## Task description
Each line that holds the word "pero" is to be identified and copied.

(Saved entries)

|---|

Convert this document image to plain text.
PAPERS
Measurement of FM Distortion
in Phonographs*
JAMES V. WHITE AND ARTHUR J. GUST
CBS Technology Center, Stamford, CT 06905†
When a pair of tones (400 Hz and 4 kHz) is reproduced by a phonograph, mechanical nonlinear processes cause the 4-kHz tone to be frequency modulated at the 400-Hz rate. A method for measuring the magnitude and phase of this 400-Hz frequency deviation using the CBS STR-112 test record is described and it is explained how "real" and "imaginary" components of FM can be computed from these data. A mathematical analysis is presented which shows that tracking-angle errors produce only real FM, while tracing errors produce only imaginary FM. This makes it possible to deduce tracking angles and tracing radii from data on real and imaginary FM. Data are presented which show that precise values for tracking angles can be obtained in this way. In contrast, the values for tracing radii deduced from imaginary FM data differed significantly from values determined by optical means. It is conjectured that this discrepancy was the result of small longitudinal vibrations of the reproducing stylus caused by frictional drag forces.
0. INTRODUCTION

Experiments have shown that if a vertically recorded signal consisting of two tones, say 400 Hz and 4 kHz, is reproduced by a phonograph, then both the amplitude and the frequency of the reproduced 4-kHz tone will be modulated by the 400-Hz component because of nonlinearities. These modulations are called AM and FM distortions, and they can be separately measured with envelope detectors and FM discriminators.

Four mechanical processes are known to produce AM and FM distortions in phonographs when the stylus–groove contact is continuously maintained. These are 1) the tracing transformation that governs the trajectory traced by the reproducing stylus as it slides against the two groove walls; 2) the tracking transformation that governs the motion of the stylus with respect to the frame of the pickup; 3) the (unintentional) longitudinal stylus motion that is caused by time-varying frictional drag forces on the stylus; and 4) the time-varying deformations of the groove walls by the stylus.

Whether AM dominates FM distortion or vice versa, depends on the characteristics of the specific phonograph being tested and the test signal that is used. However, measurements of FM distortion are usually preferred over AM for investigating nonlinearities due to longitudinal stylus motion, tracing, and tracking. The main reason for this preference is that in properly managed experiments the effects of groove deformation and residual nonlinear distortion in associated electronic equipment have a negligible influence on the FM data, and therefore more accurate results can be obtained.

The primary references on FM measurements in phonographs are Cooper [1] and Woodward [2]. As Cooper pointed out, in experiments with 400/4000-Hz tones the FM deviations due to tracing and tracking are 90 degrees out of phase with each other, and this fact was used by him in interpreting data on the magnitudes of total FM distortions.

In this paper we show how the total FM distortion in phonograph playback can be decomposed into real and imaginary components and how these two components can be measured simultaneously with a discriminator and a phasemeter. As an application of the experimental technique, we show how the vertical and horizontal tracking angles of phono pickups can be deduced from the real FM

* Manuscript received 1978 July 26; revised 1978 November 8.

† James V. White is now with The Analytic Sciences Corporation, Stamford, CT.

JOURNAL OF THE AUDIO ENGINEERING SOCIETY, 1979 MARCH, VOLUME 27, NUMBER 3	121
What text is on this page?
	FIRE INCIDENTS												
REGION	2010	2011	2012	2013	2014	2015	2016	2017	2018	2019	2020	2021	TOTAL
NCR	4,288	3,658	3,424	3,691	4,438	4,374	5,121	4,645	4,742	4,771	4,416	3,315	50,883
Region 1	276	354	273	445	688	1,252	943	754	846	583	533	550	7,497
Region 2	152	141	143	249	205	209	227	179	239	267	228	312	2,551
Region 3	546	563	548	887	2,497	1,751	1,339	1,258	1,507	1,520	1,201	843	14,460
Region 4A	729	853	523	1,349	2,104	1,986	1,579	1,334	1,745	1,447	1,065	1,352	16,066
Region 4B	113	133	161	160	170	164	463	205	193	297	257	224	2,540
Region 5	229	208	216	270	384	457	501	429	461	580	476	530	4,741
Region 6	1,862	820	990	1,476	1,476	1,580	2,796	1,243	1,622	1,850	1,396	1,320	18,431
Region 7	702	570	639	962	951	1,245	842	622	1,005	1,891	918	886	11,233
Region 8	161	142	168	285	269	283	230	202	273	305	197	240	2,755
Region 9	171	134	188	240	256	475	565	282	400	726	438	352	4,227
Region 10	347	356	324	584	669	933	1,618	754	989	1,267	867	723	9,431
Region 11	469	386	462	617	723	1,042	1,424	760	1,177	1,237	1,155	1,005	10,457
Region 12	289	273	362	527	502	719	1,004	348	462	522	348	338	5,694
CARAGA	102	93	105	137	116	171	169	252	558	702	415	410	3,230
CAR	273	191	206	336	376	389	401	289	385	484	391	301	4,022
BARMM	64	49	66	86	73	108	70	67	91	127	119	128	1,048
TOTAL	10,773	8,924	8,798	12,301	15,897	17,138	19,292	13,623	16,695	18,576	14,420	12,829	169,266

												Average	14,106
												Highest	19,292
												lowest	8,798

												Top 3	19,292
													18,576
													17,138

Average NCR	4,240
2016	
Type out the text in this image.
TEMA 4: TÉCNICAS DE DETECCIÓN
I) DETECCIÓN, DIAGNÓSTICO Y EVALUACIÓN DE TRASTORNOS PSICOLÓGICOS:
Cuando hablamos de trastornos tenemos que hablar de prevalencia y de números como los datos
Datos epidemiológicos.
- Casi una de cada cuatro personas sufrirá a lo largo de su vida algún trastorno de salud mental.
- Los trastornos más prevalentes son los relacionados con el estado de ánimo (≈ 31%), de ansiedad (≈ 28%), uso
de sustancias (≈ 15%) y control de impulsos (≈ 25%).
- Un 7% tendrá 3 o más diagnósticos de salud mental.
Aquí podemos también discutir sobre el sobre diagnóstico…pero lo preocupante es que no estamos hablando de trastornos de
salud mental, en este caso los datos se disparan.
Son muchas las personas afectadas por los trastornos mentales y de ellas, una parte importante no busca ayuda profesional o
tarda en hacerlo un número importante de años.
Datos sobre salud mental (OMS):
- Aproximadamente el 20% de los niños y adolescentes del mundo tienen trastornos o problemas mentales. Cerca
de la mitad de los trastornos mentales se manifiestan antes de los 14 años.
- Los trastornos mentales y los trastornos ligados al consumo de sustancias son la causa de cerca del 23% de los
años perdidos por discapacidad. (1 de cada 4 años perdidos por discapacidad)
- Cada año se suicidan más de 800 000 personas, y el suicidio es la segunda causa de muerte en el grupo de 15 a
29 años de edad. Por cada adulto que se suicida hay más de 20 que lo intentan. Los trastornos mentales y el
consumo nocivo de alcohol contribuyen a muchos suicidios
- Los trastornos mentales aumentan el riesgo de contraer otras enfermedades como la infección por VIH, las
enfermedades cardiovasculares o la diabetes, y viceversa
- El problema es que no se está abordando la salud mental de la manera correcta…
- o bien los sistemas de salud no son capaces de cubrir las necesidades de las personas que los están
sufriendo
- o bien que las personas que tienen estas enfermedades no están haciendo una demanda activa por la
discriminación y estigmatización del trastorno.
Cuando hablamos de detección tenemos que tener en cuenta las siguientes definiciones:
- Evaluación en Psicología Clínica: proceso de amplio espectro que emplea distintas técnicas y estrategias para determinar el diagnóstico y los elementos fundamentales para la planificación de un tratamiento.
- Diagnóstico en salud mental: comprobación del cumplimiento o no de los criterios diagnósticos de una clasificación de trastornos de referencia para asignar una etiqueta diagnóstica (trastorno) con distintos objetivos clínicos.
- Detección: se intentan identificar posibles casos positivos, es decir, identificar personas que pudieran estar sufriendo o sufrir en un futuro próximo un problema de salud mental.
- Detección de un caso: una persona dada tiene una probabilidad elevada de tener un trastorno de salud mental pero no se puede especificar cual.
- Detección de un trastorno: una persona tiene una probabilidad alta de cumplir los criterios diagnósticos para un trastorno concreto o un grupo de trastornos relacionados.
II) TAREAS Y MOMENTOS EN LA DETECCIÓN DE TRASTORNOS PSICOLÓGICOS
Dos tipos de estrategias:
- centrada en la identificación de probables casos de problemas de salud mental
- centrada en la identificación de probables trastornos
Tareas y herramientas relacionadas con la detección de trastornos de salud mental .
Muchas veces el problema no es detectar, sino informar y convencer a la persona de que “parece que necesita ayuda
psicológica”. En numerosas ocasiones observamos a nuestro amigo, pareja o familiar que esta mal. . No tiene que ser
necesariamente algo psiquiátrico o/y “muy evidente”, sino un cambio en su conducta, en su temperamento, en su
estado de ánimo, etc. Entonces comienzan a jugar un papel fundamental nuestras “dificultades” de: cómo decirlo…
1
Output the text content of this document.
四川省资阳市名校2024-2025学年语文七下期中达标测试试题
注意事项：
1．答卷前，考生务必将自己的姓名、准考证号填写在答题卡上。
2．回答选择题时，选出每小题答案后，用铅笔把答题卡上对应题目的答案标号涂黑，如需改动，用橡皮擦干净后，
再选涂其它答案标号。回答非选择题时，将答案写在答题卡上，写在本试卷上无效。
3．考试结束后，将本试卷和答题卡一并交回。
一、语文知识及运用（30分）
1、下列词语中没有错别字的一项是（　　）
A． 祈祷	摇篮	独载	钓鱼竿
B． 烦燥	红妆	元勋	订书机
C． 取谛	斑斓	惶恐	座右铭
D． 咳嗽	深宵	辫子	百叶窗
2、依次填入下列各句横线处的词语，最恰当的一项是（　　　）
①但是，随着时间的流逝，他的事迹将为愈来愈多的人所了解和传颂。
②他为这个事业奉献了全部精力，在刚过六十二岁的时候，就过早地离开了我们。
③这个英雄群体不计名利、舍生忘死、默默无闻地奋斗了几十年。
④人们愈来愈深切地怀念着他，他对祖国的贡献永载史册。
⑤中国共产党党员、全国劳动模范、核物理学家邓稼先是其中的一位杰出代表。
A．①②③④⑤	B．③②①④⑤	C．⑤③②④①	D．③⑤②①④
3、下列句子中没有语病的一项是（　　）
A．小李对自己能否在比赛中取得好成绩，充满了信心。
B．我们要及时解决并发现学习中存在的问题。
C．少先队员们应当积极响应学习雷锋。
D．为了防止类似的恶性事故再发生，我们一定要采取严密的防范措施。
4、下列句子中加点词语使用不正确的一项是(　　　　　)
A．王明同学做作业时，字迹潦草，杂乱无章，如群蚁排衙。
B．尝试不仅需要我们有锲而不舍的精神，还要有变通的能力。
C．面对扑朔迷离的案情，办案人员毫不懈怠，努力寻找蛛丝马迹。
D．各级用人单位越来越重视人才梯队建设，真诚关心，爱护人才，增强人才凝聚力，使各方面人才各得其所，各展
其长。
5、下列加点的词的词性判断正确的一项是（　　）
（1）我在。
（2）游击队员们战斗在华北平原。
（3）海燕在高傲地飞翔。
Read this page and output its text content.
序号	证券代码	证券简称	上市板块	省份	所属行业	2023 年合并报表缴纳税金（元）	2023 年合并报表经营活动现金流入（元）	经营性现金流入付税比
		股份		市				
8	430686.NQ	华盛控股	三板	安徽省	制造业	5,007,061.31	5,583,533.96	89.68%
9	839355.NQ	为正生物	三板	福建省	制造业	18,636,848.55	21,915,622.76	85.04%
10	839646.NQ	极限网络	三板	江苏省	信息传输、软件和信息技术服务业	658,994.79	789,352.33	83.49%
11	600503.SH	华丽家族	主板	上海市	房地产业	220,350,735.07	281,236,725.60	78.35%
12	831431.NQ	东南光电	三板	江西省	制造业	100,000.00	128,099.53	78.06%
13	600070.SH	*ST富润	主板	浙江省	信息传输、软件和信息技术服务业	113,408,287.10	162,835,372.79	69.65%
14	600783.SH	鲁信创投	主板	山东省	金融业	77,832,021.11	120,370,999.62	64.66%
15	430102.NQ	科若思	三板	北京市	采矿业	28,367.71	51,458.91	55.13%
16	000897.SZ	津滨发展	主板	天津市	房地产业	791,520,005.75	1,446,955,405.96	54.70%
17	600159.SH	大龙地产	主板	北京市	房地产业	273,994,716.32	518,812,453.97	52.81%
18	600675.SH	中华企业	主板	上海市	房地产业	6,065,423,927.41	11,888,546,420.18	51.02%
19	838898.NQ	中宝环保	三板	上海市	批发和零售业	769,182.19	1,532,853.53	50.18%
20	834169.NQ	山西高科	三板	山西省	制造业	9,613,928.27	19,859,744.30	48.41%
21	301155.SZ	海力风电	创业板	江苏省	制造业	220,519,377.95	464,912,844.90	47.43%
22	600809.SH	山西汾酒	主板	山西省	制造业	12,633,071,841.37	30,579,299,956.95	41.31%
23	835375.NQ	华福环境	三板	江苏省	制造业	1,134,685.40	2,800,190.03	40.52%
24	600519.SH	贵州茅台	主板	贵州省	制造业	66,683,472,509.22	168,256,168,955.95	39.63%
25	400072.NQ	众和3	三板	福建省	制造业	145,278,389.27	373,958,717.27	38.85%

|---|

## Solution to this problem
Aquí podemos también discutir sobre el sobre diagnóstico…pero lo preocupante es que no estamos hablando de trastornos de
- Detección de un caso: una persona dada tiene una probabilidad elevada de tener un trastorno de salud mental pero no se puede especificar cual.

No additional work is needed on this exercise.